● Items from a data source

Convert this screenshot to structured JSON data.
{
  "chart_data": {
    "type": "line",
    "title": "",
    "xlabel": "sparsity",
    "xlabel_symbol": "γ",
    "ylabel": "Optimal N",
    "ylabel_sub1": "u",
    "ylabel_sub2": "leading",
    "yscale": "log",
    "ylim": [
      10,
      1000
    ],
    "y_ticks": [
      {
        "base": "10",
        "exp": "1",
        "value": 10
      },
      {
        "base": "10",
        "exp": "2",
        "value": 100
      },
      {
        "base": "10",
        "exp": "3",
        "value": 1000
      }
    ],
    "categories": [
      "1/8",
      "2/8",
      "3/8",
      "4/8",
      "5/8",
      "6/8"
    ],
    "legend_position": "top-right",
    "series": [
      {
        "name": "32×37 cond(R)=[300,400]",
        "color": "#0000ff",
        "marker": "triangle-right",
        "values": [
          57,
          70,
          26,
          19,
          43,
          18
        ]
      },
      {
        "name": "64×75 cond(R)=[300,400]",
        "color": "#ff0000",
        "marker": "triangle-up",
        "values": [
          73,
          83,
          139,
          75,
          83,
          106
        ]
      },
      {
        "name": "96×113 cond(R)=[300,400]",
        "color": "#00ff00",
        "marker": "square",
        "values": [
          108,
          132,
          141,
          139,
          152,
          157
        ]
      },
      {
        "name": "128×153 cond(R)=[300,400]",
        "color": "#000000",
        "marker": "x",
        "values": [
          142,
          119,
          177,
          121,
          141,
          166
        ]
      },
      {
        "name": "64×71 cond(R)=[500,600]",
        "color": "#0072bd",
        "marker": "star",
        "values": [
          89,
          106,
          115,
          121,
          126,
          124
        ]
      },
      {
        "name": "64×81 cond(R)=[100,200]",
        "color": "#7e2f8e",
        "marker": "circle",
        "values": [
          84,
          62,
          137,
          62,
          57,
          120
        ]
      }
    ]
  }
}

● Your task
Read through the data and copy every line where "color" shows up.

● Written solution
        "color": "#0000ff",
        "color": "#ff0000",
        "color": "#00ff00",
        "color": "#000000",
        "color": "#0072bd",
        "color": "#7e2f8e",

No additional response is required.